>> begin RECORDS PROVIDED

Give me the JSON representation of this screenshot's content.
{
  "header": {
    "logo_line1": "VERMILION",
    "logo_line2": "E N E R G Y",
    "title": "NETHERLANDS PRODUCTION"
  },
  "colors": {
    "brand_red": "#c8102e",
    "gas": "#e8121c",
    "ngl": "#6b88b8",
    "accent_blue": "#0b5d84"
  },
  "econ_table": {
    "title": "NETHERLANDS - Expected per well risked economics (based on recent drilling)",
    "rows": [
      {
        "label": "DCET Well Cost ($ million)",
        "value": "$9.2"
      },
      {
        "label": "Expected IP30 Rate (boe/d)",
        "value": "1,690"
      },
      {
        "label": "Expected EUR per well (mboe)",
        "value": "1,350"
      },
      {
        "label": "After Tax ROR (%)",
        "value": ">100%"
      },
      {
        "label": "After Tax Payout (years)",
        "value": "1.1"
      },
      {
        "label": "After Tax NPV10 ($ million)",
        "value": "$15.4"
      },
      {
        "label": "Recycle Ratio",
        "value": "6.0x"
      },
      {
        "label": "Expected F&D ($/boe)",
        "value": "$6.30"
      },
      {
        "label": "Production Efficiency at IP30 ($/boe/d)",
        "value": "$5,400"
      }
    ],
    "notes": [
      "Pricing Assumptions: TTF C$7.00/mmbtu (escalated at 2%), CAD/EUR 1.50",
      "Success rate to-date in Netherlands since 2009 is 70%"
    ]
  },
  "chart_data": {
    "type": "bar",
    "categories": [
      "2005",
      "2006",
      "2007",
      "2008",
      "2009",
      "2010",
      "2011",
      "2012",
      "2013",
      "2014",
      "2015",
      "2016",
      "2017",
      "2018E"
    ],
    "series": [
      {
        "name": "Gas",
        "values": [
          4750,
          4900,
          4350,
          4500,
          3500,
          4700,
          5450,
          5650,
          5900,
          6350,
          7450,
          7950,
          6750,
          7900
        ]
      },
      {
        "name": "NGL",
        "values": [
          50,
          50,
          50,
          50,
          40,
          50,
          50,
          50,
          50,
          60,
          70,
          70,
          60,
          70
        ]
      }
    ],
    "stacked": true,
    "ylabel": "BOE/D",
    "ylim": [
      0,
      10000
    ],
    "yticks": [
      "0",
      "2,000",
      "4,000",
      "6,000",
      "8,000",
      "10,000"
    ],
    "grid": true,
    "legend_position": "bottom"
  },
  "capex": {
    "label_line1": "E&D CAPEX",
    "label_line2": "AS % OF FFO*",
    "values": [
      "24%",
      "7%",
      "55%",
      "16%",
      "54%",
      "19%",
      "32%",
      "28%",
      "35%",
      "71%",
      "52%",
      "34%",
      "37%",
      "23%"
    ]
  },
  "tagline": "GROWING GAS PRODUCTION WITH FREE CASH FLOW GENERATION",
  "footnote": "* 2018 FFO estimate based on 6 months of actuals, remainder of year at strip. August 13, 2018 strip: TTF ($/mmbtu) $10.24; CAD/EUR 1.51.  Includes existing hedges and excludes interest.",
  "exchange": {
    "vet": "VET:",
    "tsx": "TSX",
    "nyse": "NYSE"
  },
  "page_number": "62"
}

>> end RECORDS PROVIDED

### TASK DESCRIPTION:
Select every line in the material above where the string "million" occurs, and copy it.

### ANSWER TO THIS PROBLEM:
        "label": "DCET Well Cost ($ million)",
        "label": "After Tax NPV10 ($ million)",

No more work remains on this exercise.